_PROBLEM TO WORK ON:_ In the records below, count every line containing "string". Reply with the number only.

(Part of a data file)
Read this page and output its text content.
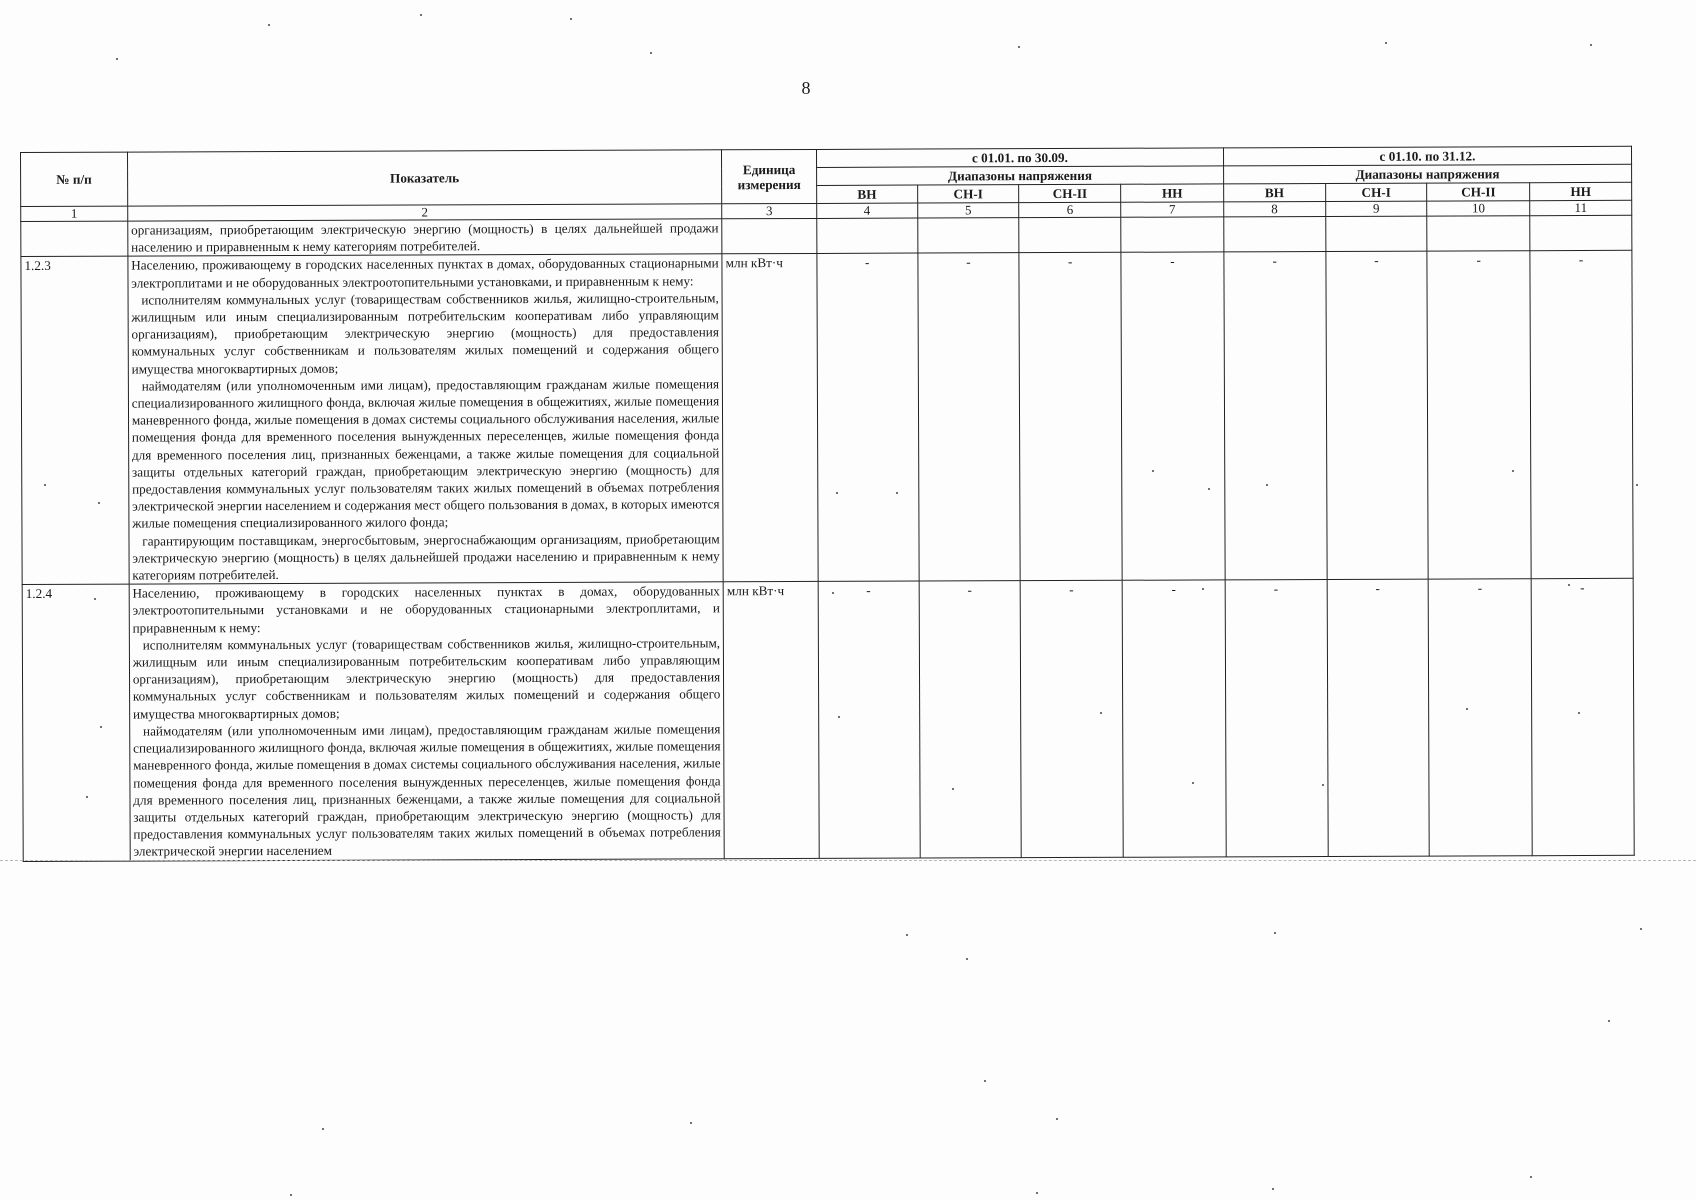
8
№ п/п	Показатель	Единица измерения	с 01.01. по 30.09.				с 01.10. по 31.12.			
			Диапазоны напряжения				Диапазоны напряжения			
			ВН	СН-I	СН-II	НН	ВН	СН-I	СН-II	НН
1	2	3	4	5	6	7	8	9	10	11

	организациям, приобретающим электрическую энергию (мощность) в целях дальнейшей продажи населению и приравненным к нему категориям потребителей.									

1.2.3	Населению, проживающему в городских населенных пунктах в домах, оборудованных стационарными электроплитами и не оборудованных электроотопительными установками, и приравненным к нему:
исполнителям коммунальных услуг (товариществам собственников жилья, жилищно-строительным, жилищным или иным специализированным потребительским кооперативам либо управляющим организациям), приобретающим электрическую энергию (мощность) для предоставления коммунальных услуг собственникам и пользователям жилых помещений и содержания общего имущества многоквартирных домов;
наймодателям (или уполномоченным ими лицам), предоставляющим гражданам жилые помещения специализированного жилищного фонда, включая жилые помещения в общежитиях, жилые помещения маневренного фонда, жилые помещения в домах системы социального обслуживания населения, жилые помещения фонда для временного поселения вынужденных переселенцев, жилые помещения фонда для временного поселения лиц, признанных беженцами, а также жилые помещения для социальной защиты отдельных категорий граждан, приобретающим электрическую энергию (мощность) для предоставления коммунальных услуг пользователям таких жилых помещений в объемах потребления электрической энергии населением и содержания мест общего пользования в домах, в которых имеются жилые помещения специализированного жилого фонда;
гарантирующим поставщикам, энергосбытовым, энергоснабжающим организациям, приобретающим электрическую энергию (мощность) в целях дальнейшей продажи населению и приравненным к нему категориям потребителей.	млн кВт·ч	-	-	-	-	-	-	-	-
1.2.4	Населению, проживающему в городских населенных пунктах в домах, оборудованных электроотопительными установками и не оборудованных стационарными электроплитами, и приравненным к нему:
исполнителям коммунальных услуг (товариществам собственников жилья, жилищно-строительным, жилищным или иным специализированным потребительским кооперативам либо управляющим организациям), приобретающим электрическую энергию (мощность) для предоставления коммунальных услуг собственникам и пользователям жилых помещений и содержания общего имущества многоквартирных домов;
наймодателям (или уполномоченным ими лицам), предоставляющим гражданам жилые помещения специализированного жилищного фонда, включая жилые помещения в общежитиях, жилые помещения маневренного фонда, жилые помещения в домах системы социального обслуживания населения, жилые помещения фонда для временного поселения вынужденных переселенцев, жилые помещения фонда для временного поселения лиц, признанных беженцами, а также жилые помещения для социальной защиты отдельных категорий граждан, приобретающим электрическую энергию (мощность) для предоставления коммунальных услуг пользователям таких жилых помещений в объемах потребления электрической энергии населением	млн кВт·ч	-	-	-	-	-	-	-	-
--
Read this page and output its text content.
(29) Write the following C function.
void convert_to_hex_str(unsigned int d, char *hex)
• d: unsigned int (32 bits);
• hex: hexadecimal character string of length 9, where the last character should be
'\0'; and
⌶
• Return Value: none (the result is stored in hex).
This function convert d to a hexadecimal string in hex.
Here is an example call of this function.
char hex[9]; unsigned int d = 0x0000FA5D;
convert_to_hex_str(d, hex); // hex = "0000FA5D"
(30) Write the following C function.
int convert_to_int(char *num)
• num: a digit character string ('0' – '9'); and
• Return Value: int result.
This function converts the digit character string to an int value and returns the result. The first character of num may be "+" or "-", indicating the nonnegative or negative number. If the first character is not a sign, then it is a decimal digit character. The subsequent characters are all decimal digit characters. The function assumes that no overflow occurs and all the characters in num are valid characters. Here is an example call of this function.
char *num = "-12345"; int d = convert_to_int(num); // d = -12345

_RIGHT ANSWER:_ 4